What the exercise asks: Give the number of lines that include the word "August", nothing more.

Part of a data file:
+-------+

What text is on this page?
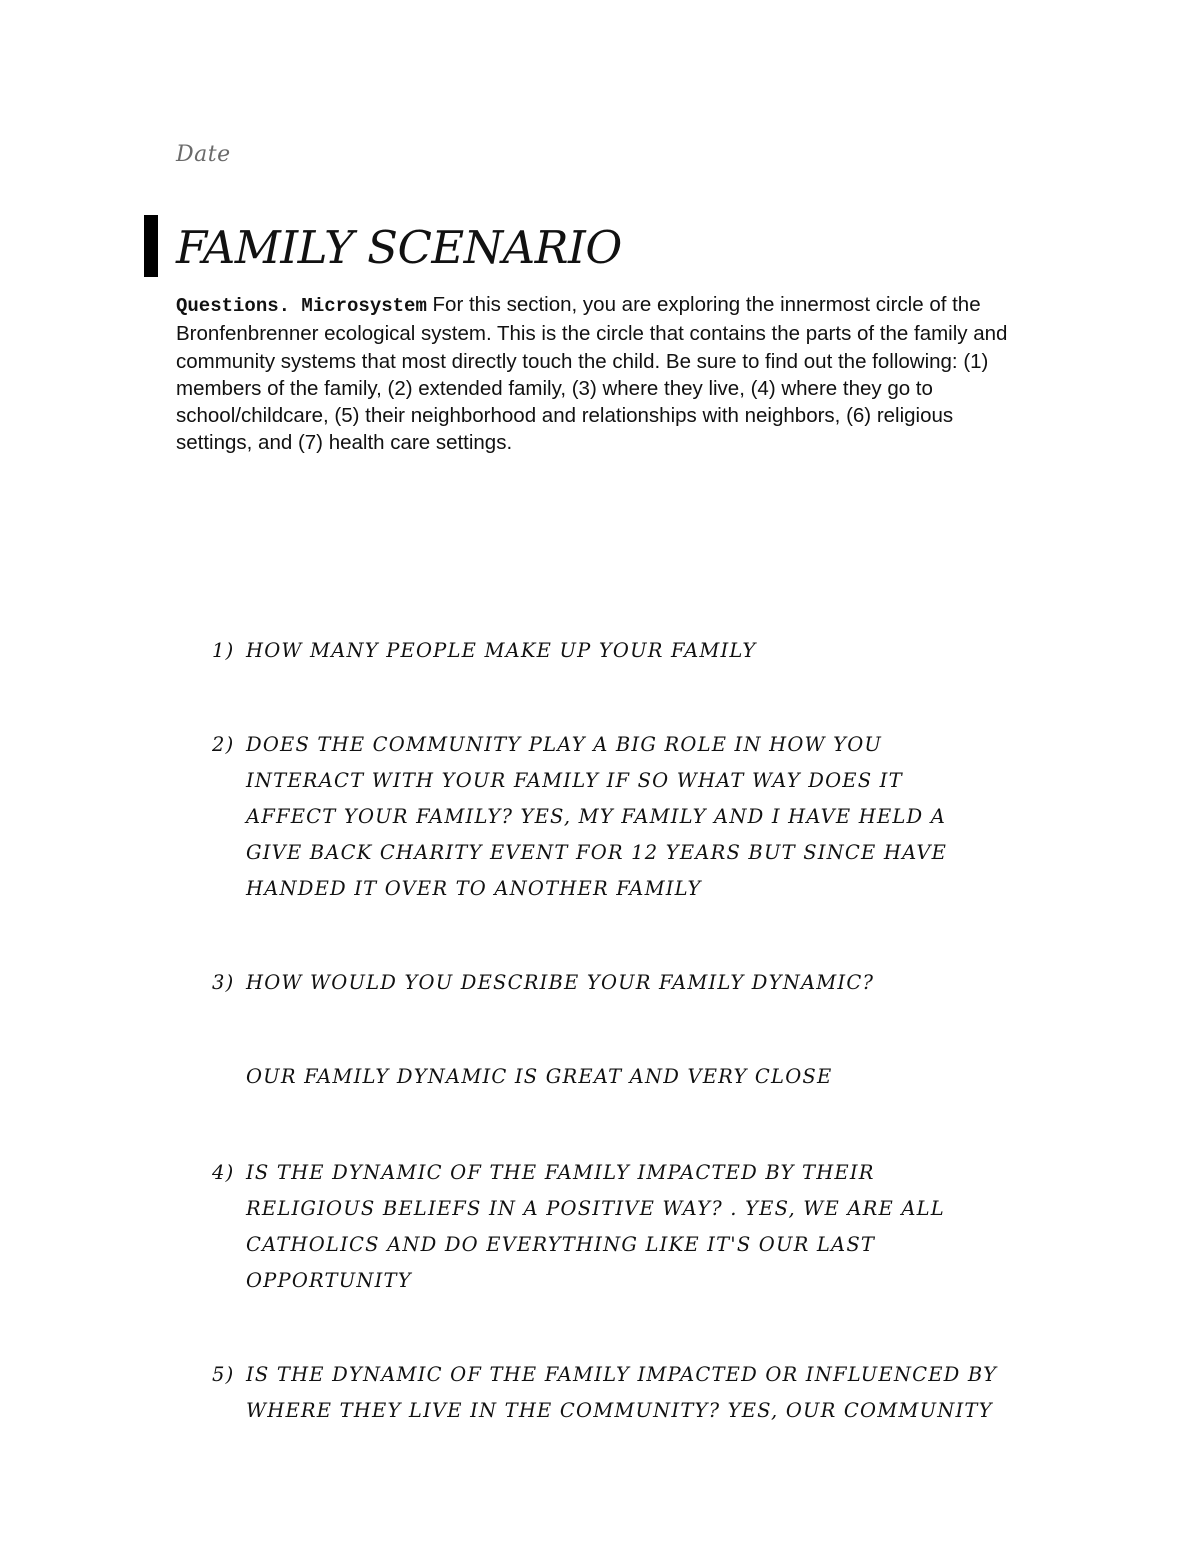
Date
FAMILY SCENARIO
Questions. Microsystem For this section, you are exploring the innermost circle of the Bronfenbrenner ecological system. This is the circle that contains the parts of the family and community systems that most directly touch the child. Be sure to find out the following: (1) members of the family, (2) extended family, (3) where they live, (4) where they go to school/childcare, (5) their neighborhood and relationships with neighbors, (6) religious settings, and (7) health care settings.
1) HOW MANY PEOPLE MAKE UP YOUR FAMILY
2) DOES THE COMMUNITY PLAY A BIG ROLE IN HOW YOU INTERACT WITH YOUR FAMILY IF SO WHAT WAY DOES IT AFFECT YOUR FAMILY? YES, MY FAMILY AND I HAVE HELD A GIVE BACK CHARITY EVENT FOR 12 YEARS BUT SINCE HAVE HANDED IT OVER TO ANOTHER FAMILY
3) HOW WOULD YOU DESCRIBE YOUR FAMILY DYNAMIC?
OUR FAMILY DYNAMIC IS GREAT AND VERY CLOSE
4) IS THE DYNAMIC OF THE FAMILY IMPACTED BY THEIR RELIGIOUS BELIEFS IN A POSITIVE WAY? . YES, WE ARE ALL CATHOLICS AND DO EVERYTHING LIKE IT'S OUR LAST OPPORTUNITY
5) IS THE DYNAMIC OF THE FAMILY IMPACTED OR INFLUENCED BY WHERE THEY LIVE IN THE COMMUNITY? YES, OUR COMMUNITY
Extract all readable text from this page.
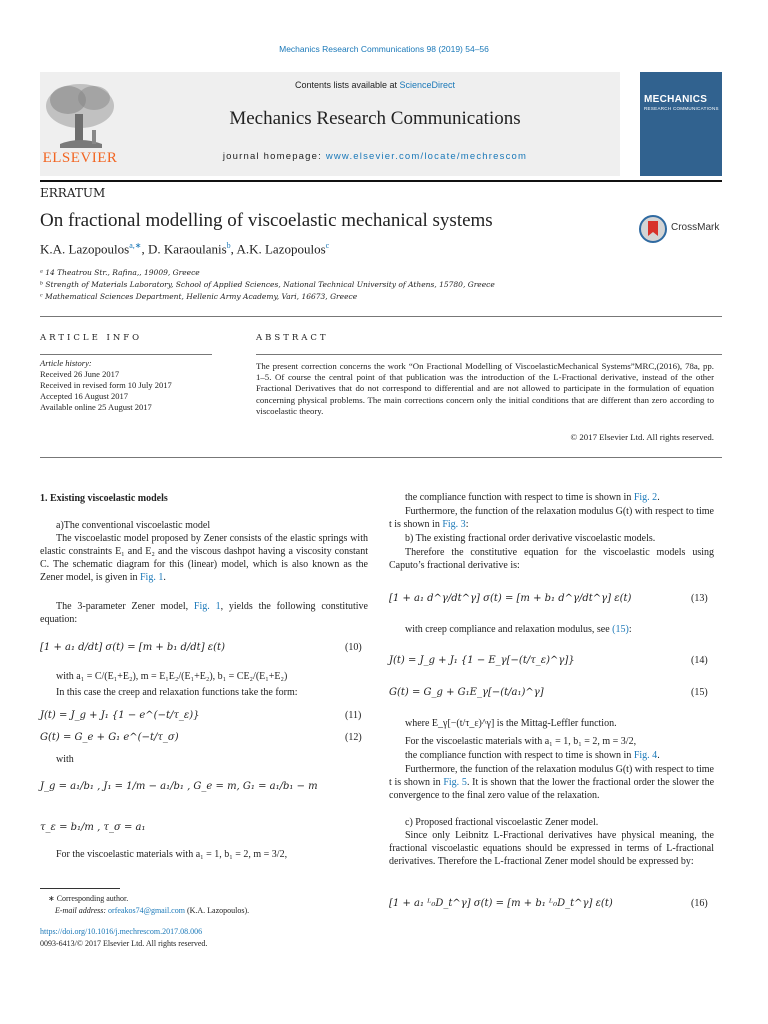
Mechanics Research Communications 98 (2019) 54–56
ELSEVIER
Contents lists available at ScienceDirect
Mechanics Research Communications
journal homepage: www.elsevier.com/locate/mechrescom
MECHANICS
RESEARCH COMMUNICATIONS
ERRATUM
On fractional modelling of viscoelastic mechanical systems
K.A. Lazopoulos$^{a,∗}$, D. Karaoulanis$^b$, A.K. Lazopoulos$^c$
ᵃ 14 Theatrou Str., Rafina,, 19009, Greece
ᵇ Strength of Materials Laboratory, School of Applied Sciences, National Technical University of Athens, 15780, Greece
ᶜ Mathematical Sciences Department, Hellenic Army Academy, Vari, 16673, Greece
CrossMark
ARTICLE INFO	ABSTRACT
Article history:
Received 26 June 2017
Received in revised form 10 July 2017
Accepted 16 August 2017
Available online 25 August 2017
The present correction concerns the work “On Fractional Modelling of ViscoelasticMechanical Systems”MRC,(2016), 78a, pp. 1–5. Of course the central point of that publication was the introduction of the L-Fractional derivative, instead of the other Fractional Derivatives that do not correspond to differential and are not allowed to participate in the formulation of equation concerning physical problems. The main corrections concern only the initial conditions that are different than zero according to viscoelastic theory.
© 2017 Elsevier Ltd. All rights reserved.
1. Existing viscoelastic models
a)The conventional viscoelastic model
The viscoelastic model proposed by Zener consists of the elastic springs with elastic constraints E₁ and E₂ and the viscous dashpot having a viscosity constant C. The schematic diagram for this (linear) model, which is also known as the Zener model, is given in Fig. 1.
The 3-parameter Zener model, Fig. 1, yields the following constitutive equation:
[1 + a₁ d/dt] σ(t) = [m + b₁ d/dt] ε(t)	(10)
with a₁ = C/(E₁+E₂), m = E₁E₂/(E₁+E₂), b₁ = CE₂/(E₁+E₂)
In this case the creep and relaxation functions take the form:
J(t) = J_g + J₁ {1 − e^(−t/τ_ε)}	(11)
G(t) = G_e + G₁ e^(−t/τ_σ)	(12)
with
J_g = a₁/b₁ , J₁ = 1/m − a₁/b₁ , G_e = m, G₁ = a₁/b₁ − m
τ_ε = b₁/m , τ_σ = a₁
For the viscoelastic materials with a₁ = 1, b₁ = 2, m = 3/2,
∗ Corresponding author.
E-mail address: orfeakos74@gmail.com (K.A. Lazopoulos).
https://doi.org/10.1016/j.mechrescom.2017.08.006
0093-6413/© 2017 Elsevier Ltd. All rights reserved.
the compliance function with respect to time is shown in Fig. 2.
Furthermore, the function of the relaxation modulus G(t) with respect to time t is shown in Fig. 3:
b) The existing fractional order derivative viscoelastic models.
Therefore the constitutive equation for the viscoelastic models using Caputo’s fractional derivative is:
[1 + a₁ d^γ/dt^γ] σ(t) = [m + b₁ d^γ/dt^γ] ε(t)	(13)
with creep compliance and relaxation modulus, see (15):
J(t) = J_g + J₁ {1 − E_γ[−(t/τ_ε)^γ]}	(14)
G(t) = G_g + G₁E_γ[−(t/a₁)^γ]	(15)
where E_γ[−(t/τ_ε)^γ] is the Mittag-Leffler function.
For the viscoelastic materials with a₁ = 1, b₁ = 2, m = 3/2,
the compliance function with respect to time is shown in Fig. 4.
Furthermore, the function of the relaxation modulus G(t) with respect to time t is shown in Fig. 5. It is shown that the lower the fractional order the slower the convergence to the final zero value of the relaxation.
c) Proposed fractional viscoelastic Zener model.
Since only Leibnitz L-Fractional derivatives have physical meaning, the fractional viscoelastic equations should be expressed in terms of L-fractional derivatives. Therefore the L-fractional Zener model should be expressed by:
[1 + a₁ ᴸ₀D_t^γ] σ(t) = [m + b₁ ᴸ₀D_t^γ] ε(t)	(16)
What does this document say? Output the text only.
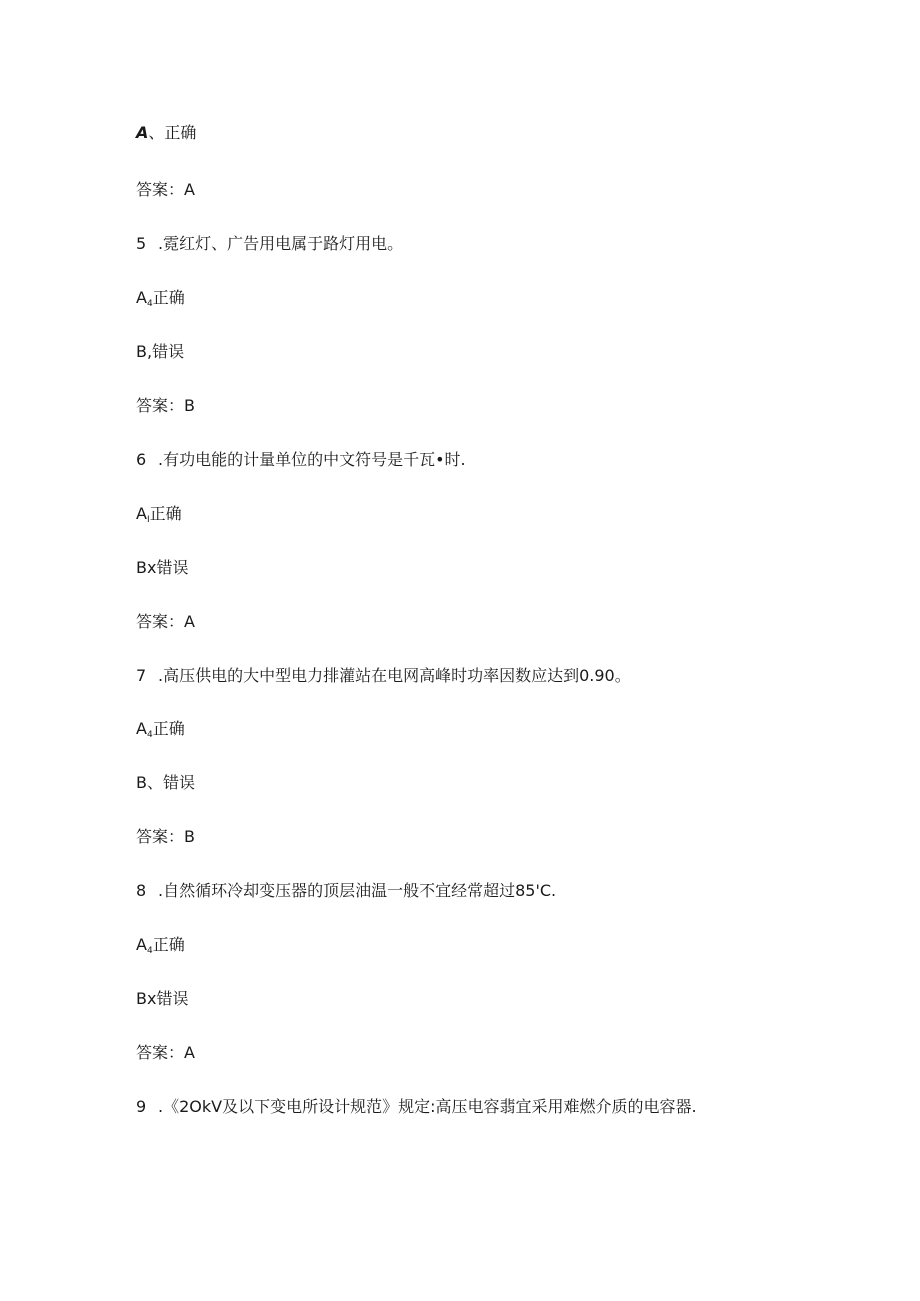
A、正确
答案：A
5 .霓红灯、广告用电属于路灯用电。
$A_4$正确
B,错误
答案：B
6 .有功电能的计量单位的中文符号是千瓦•时.
$A_I$正确
Bx错误
答案：A
7 .高压供电的大中型电力排灌站在电网高峰时功率因数应达到0.90。
$A_4$正确
B、错误
答案：B
8 .自然循环冷却变压器的顶层油温一般不宜经常超过85'C.
$A_4$正确
Bx错误
答案：A
9 .《2OkV及以下变电所设计规范》规定:高压电容翡宜采用难燃介质的电容器.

+-------+

Solution to the exercise: 2